#### Saved entries
◇ ◇ ◇ ◇

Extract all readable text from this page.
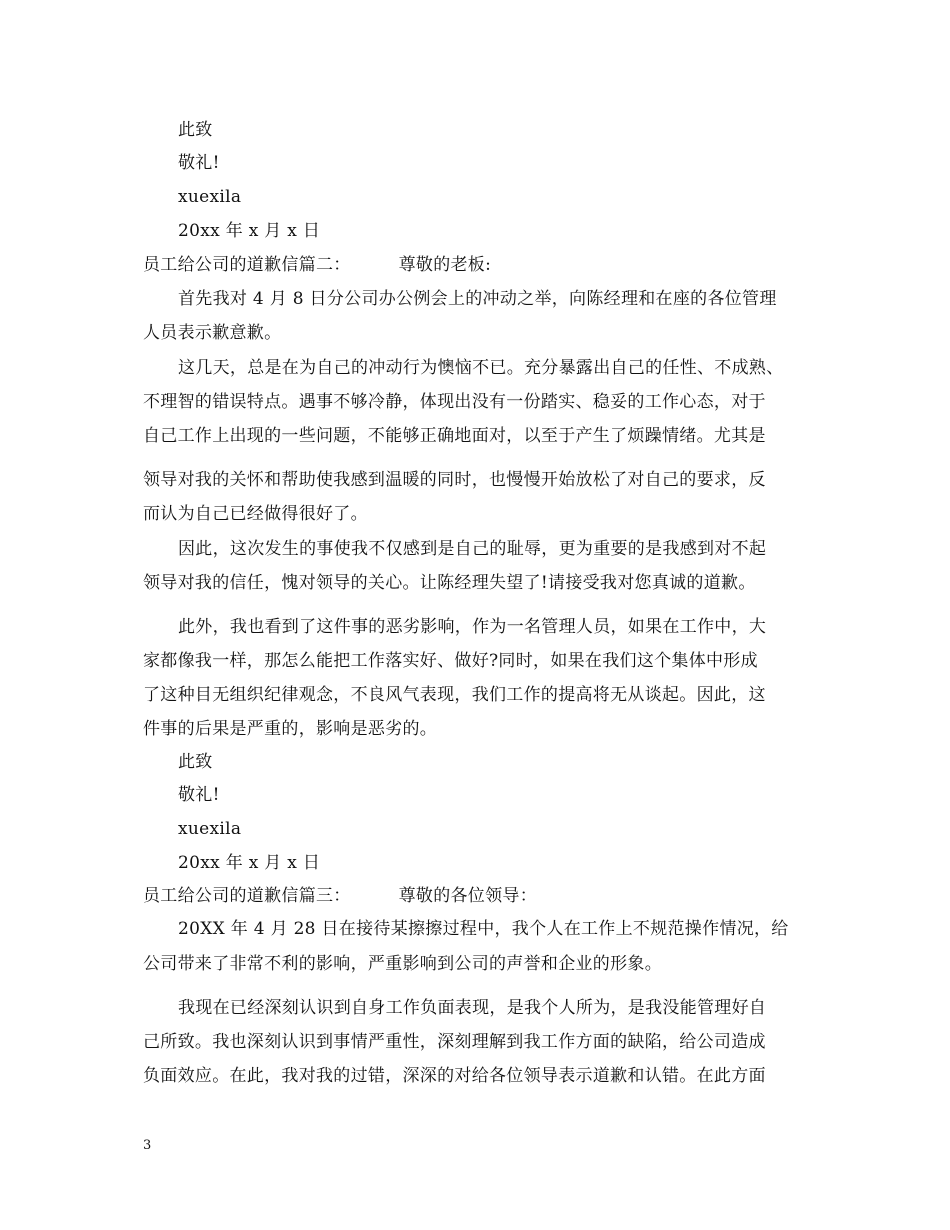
此致
敬礼!
xuexila
20xx 年 x 月 x 日
员工给公司的道歉信篇二：	尊敬的老板:
首先我对 4 月 8 日分公司办公例会上的冲动之举，向陈经理和在座的各位管理
人员表示歉意歉。
这几天，总是在为自己的冲动行为懊恼不已。充分暴露出自己的任性、不成熟、
不理智的错误特点。遇事不够冷静，体现出没有一份踏实、稳妥的工作心态，对于
自己工作上出现的一些问题，不能够正确地面对，以至于产生了烦躁情绪。尤其是
领导对我的关怀和帮助使我感到温暖的同时，也慢慢开始放松了对自己的要求，反
而认为自己已经做得很好了。
因此，这次发生的事使我不仅感到是自己的耻辱，更为重要的是我感到对不起
领导对我的信任，愧对领导的关心。让陈经理失望了!请接受我对您真诚的道歉。
此外，我也看到了这件事的恶劣影响，作为一名管理人员，如果在工作中，大
家都像我一样，那怎么能把工作落实好、做好?同时，如果在我们这个集体中形成
了这种目无组织纪律观念，不良风气表现，我们工作的提高将无从谈起。因此，这
件事的后果是严重的，影响是恶劣的。
此致
敬礼!
xuexila
20xx 年 x 月 x 日
员工给公司的道歉信篇三：	尊敬的各位领导：
20XX 年 4 月 28 日在接待某擦擦过程中，我个人在工作上不规范操作情况，给
公司带来了非常不利的影响，严重影响到公司的声誉和企业的形象。
我现在已经深刻认识到自身工作负面表现，是我个人所为，是我没能管理好自
己所致。我也深刻认识到事情严重性，深刻理解到我工作方面的缺陷，给公司造成
负面效应。在此，我对我的过错，深深的对给各位领导表示道歉和认错。在此方面
3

◇ ◇ ◇ ◇

#### TASK GOAL
Exclude the pictures, and transcribe all of the material exactly.

#### COMPLETE ANSWER
Extract all readable text from this page.
此致
敬礼!
xuexila
20xx 年 x 月 x 日
员工给公司的道歉信篇二：	尊敬的老板:
首先我对 4 月 8 日分公司办公例会上的冲动之举，向陈经理和在座的各位管理
人员表示歉意歉。
这几天，总是在为自己的冲动行为懊恼不已。充分暴露出自己的任性、不成熟、
不理智的错误特点。遇事不够冷静，体现出没有一份踏实、稳妥的工作心态，对于
自己工作上出现的一些问题，不能够正确地面对，以至于产生了烦躁情绪。尤其是
领导对我的关怀和帮助使我感到温暖的同时，也慢慢开始放松了对自己的要求，反
而认为自己已经做得很好了。
因此，这次发生的事使我不仅感到是自己的耻辱，更为重要的是我感到对不起
领导对我的信任，愧对领导的关心。让陈经理失望了!请接受我对您真诚的道歉。
此外，我也看到了这件事的恶劣影响，作为一名管理人员，如果在工作中，大
家都像我一样，那怎么能把工作落实好、做好?同时，如果在我们这个集体中形成
了这种目无组织纪律观念，不良风气表现，我们工作的提高将无从谈起。因此，这
件事的后果是严重的，影响是恶劣的。
此致
敬礼!
xuexila
20xx 年 x 月 x 日
员工给公司的道歉信篇三：	尊敬的各位领导：
20XX 年 4 月 28 日在接待某擦擦过程中，我个人在工作上不规范操作情况，给
公司带来了非常不利的影响，严重影响到公司的声誉和企业的形象。
我现在已经深刻认识到自身工作负面表现，是我个人所为，是我没能管理好自
己所致。我也深刻认识到事情严重性，深刻理解到我工作方面的缺陷，给公司造成
负面效应。在此，我对我的过错，深深的对给各位领导表示道歉和认错。在此方面
3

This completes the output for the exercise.